- [Problem to work on]
Scan the entries below and extract each line with the word "JSON" in it.

- [Data shown]

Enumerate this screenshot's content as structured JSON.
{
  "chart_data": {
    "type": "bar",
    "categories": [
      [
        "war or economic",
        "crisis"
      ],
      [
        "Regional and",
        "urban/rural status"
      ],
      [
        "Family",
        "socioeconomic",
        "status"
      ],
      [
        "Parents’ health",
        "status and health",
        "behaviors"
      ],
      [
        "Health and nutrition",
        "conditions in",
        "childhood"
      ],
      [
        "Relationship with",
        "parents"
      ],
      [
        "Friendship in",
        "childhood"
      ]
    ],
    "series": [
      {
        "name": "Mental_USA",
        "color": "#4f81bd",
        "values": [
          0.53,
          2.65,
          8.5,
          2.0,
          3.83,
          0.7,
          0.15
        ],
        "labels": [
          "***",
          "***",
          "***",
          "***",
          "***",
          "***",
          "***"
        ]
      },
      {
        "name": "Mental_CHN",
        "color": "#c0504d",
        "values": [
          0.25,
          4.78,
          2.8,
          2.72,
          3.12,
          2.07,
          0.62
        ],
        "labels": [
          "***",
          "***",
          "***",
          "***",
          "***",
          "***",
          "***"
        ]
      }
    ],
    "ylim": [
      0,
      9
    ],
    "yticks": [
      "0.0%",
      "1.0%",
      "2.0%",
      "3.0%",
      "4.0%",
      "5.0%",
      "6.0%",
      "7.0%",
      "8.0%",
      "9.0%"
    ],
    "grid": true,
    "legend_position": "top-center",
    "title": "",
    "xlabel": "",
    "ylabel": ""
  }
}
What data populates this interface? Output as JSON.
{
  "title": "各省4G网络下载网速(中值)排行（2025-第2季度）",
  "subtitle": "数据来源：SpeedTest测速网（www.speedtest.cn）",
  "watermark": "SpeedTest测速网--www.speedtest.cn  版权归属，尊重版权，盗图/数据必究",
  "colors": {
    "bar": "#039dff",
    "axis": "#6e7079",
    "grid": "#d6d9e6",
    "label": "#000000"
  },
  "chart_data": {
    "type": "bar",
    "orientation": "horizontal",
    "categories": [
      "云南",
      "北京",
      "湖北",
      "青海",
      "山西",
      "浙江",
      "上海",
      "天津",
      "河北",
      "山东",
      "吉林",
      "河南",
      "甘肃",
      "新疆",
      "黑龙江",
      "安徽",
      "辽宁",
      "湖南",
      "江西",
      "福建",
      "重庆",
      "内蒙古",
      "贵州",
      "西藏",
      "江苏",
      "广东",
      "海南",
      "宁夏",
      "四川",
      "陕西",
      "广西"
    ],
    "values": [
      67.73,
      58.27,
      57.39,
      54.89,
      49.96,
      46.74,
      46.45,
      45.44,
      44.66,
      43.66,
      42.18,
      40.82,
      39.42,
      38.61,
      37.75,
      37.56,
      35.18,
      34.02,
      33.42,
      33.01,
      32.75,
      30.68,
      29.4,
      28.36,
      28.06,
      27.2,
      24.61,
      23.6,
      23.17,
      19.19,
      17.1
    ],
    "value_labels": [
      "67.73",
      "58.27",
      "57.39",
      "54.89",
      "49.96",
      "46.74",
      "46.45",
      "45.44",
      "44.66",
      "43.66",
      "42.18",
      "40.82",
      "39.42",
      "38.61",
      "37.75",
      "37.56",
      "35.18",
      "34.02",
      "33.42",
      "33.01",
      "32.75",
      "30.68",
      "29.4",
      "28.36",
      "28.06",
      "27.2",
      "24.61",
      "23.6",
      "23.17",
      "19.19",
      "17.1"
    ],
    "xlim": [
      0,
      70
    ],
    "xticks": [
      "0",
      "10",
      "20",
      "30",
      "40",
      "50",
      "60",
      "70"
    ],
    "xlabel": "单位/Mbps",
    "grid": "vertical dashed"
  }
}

- [Correct answer]
Enumerate this screenshot's content as structured JSON.
What data populates this interface? Output as JSON.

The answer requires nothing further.